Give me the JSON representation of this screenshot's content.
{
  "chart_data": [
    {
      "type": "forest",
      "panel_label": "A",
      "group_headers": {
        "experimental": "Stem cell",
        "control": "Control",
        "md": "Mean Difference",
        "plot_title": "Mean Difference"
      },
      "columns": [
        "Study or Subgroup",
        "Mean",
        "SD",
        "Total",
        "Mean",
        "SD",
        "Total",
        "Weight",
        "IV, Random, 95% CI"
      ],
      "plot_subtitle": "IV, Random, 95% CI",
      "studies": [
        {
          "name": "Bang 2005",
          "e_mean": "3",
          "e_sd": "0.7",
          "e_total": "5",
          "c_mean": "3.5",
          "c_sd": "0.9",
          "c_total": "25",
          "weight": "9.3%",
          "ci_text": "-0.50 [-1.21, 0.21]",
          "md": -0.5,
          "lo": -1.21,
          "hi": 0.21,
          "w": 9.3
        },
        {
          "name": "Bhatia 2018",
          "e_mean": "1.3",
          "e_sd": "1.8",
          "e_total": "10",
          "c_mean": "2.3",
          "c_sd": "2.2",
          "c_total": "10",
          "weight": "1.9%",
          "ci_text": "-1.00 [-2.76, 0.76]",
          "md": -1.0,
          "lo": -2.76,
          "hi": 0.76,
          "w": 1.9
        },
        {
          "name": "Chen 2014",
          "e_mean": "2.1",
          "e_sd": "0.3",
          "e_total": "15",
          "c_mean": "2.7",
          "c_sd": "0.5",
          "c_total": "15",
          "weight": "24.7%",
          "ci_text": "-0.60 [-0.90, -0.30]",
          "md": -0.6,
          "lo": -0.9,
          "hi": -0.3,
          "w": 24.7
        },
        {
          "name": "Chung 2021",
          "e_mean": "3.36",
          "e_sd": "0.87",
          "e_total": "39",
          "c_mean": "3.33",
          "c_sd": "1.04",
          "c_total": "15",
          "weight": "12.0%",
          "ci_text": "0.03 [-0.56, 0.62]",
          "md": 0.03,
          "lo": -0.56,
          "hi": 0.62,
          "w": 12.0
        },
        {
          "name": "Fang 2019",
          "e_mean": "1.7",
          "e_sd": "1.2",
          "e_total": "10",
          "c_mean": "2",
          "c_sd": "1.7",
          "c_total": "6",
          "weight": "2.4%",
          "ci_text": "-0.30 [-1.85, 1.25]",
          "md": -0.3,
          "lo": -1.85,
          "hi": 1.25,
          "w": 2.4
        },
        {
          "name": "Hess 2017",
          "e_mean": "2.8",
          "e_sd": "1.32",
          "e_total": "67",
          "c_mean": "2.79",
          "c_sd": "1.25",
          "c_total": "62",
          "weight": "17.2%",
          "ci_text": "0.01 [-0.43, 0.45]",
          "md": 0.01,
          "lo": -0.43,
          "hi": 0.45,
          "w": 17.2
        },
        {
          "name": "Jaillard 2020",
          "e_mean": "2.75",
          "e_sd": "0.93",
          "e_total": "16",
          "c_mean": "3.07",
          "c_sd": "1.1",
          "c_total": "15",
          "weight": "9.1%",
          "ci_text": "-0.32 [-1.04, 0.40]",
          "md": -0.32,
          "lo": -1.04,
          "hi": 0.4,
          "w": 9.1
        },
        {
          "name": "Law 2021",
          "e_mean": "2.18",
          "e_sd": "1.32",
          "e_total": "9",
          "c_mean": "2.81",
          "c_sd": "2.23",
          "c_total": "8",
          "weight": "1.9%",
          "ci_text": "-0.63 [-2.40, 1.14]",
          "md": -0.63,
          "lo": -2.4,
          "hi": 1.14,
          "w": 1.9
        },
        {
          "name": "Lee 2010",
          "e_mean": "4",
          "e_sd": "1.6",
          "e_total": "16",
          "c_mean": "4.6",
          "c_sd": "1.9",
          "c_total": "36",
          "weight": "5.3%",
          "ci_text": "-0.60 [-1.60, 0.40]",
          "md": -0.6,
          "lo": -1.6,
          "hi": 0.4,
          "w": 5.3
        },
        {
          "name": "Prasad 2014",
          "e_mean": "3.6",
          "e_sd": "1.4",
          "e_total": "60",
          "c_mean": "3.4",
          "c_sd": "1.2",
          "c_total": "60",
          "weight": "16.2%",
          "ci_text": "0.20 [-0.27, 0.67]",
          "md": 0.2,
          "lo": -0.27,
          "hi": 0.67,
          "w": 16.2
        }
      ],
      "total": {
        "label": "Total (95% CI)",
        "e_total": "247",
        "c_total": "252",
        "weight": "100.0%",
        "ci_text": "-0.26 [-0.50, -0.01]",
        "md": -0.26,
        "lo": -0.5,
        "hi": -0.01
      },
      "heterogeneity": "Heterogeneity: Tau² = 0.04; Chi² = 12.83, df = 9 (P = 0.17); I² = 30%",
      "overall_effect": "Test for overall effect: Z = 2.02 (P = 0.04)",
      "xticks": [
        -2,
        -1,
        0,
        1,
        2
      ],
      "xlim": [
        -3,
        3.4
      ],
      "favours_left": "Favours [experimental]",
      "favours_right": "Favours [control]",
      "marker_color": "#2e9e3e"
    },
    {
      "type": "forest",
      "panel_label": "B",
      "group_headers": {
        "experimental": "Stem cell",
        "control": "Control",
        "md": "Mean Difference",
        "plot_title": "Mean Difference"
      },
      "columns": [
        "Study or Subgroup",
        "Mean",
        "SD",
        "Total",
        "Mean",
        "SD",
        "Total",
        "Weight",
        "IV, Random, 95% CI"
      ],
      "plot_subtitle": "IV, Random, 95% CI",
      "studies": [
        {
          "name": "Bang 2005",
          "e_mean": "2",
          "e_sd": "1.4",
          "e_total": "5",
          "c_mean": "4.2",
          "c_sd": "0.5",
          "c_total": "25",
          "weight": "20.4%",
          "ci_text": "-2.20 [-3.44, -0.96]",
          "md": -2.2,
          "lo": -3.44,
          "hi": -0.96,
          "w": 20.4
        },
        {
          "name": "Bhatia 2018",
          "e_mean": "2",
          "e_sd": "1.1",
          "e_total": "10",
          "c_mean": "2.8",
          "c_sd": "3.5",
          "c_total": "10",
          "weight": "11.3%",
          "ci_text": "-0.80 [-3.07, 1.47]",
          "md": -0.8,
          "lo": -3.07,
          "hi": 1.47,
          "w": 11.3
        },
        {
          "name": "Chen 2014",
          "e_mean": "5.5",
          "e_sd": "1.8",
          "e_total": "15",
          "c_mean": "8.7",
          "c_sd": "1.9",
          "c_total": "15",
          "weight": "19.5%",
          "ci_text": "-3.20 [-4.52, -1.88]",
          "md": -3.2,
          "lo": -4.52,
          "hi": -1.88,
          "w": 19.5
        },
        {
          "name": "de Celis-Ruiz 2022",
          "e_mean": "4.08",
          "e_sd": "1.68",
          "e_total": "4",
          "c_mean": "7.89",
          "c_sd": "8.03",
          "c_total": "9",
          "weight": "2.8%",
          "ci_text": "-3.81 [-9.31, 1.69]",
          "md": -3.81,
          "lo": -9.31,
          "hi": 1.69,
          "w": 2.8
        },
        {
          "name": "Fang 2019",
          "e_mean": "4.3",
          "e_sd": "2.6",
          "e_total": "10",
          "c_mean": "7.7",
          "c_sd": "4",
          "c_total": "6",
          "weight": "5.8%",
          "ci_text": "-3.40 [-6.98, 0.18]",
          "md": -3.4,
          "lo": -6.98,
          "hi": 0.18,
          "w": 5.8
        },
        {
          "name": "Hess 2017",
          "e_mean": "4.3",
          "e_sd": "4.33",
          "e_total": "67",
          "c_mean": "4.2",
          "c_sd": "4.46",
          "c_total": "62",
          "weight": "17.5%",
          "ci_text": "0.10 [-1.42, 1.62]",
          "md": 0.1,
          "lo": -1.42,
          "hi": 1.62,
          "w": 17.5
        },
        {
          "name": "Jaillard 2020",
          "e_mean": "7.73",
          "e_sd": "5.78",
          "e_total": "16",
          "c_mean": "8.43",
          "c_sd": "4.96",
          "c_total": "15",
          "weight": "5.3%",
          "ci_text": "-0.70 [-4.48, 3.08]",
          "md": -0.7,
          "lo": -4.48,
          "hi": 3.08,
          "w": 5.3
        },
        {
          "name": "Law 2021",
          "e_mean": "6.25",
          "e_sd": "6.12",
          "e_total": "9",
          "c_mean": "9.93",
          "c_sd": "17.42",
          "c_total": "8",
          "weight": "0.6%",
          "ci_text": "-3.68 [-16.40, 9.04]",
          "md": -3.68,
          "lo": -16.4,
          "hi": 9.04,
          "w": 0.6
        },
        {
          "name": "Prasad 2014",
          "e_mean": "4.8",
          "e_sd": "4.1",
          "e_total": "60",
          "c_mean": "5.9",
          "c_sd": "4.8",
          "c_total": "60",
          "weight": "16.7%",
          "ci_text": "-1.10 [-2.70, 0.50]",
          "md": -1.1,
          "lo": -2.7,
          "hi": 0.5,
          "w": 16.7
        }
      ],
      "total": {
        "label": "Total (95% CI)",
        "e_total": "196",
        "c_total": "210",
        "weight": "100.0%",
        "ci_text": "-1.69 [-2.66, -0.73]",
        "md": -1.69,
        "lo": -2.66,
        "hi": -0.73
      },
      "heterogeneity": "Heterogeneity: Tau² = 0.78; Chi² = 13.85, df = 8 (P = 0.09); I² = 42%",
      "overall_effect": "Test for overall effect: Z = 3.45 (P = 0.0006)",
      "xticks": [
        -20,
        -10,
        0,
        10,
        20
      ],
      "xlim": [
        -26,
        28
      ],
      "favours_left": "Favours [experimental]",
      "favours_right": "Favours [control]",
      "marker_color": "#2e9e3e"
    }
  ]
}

Instructions for the task: Pull out every line containing "Tau²".

Worked answer:
      "heterogeneity": "Heterogeneity: Tau² = 0.04; Chi² = 12.83, df = 9 (P = 0.17); I² = 30%",
      "heterogeneity": "Heterogeneity: Tau² = 0.78; Chi² = 13.85, df = 8 (P = 0.09); I² = 42%",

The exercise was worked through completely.